THE TASK: Search the material below for the word "आयतन" and copy every line in which it occurs.

TASK MATERIAL:
════════════════

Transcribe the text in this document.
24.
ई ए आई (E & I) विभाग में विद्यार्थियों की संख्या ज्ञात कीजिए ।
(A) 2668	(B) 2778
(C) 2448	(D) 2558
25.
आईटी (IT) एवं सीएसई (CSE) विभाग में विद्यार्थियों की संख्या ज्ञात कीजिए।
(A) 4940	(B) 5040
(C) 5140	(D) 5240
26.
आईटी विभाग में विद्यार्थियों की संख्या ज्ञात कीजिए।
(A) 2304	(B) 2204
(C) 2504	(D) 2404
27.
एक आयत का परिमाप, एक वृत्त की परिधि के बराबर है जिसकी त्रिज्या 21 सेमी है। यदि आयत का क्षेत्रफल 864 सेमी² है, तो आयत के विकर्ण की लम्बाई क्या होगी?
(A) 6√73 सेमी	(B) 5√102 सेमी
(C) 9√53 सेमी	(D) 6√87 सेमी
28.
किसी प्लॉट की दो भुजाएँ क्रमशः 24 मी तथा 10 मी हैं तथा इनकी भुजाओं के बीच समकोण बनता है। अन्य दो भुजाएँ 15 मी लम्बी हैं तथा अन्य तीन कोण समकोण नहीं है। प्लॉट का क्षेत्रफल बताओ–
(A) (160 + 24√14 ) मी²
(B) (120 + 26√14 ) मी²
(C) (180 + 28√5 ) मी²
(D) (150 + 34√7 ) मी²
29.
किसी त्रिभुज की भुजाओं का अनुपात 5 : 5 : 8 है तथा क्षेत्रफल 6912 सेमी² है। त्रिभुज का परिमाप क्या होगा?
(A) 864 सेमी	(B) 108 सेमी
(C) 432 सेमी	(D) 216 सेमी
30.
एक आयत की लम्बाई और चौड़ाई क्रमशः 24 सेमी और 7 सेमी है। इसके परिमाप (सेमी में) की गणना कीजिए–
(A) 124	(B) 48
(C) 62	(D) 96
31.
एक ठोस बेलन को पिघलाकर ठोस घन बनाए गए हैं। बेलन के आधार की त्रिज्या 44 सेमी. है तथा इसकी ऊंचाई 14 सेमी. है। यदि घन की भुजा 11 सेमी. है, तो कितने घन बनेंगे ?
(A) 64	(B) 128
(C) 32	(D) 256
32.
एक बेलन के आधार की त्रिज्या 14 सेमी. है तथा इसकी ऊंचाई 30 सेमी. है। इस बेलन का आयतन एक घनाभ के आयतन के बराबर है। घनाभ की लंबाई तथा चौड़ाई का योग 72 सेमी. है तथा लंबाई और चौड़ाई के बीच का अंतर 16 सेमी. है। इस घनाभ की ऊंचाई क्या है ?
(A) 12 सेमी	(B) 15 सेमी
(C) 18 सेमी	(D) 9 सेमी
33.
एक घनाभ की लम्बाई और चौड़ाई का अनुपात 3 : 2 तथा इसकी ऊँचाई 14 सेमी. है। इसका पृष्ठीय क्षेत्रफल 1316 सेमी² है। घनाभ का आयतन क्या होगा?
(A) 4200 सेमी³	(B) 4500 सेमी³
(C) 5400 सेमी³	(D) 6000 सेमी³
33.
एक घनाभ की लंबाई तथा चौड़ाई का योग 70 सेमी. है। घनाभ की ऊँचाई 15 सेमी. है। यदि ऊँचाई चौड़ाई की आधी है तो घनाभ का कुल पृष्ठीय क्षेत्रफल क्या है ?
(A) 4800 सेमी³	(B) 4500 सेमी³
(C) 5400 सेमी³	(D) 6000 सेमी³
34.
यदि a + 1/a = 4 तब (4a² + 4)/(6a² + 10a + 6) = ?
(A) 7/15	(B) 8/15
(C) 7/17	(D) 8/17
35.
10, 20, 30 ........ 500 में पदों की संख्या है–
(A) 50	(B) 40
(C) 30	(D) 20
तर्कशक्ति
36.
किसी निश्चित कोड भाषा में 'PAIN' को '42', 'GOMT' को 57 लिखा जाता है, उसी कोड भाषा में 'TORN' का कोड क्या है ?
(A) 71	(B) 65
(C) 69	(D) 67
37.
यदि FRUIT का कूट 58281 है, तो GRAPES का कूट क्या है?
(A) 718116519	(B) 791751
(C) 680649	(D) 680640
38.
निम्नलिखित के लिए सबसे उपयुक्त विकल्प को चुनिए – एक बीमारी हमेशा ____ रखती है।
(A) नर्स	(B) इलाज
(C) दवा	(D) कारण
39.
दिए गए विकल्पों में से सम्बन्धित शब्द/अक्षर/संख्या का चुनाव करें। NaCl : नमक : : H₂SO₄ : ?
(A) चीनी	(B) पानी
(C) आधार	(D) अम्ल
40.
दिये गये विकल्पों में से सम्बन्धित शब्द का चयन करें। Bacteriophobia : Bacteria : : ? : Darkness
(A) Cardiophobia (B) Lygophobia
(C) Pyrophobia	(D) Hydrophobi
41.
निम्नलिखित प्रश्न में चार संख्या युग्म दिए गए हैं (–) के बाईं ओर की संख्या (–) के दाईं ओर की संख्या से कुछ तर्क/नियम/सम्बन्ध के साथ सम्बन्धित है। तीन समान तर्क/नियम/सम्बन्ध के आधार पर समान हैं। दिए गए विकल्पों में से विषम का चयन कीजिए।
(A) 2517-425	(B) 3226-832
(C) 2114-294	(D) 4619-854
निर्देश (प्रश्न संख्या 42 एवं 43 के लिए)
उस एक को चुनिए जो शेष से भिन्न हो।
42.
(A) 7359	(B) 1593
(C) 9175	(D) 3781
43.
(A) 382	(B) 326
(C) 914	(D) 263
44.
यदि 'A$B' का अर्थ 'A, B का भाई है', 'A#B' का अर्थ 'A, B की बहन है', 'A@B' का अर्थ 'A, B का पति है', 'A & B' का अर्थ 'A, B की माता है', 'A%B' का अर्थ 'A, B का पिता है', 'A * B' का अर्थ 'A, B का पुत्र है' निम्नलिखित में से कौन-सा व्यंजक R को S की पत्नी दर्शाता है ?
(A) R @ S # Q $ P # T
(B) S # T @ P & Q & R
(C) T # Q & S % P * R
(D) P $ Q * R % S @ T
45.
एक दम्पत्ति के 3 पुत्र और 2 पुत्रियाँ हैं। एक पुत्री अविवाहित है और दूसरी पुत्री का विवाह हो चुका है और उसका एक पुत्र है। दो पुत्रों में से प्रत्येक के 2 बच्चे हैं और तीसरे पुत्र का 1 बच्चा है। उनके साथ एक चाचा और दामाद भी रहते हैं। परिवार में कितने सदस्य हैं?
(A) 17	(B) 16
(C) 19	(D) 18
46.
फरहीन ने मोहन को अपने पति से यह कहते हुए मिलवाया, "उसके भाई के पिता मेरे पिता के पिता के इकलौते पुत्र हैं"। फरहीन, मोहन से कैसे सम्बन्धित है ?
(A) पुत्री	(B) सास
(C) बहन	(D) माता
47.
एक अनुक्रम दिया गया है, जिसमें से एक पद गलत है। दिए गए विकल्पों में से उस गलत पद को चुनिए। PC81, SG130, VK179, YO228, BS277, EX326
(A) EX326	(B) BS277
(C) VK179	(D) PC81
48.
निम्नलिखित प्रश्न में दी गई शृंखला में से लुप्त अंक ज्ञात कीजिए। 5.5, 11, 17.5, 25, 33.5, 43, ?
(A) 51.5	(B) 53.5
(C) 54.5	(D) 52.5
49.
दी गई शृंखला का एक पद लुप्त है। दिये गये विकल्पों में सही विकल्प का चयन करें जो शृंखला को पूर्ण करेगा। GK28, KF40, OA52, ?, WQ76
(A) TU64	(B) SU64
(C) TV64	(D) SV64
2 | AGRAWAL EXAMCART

════════════════

TASK RESPONSE:
एक बेलन के आधार की त्रिज्या 14 सेमी. है तथा इसकी ऊंचाई 30 सेमी. है। इस बेलन का आयतन एक घनाभ के आयतन के बराबर है। घनाभ की लंबाई तथा चौड़ाई का योग 72 सेमी. है तथा लंबाई और चौड़ाई के बीच का अंतर 16 सेमी. है। इस घनाभ की ऊंचाई क्या है ?
एक घनाभ की लम्बाई और चौड़ाई का अनुपात 3 : 2 तथा इसकी ऊँचाई 14 सेमी. है। इसका पृष्ठीय क्षेत्रफल 1316 सेमी² है। घनाभ का आयतन क्या होगा?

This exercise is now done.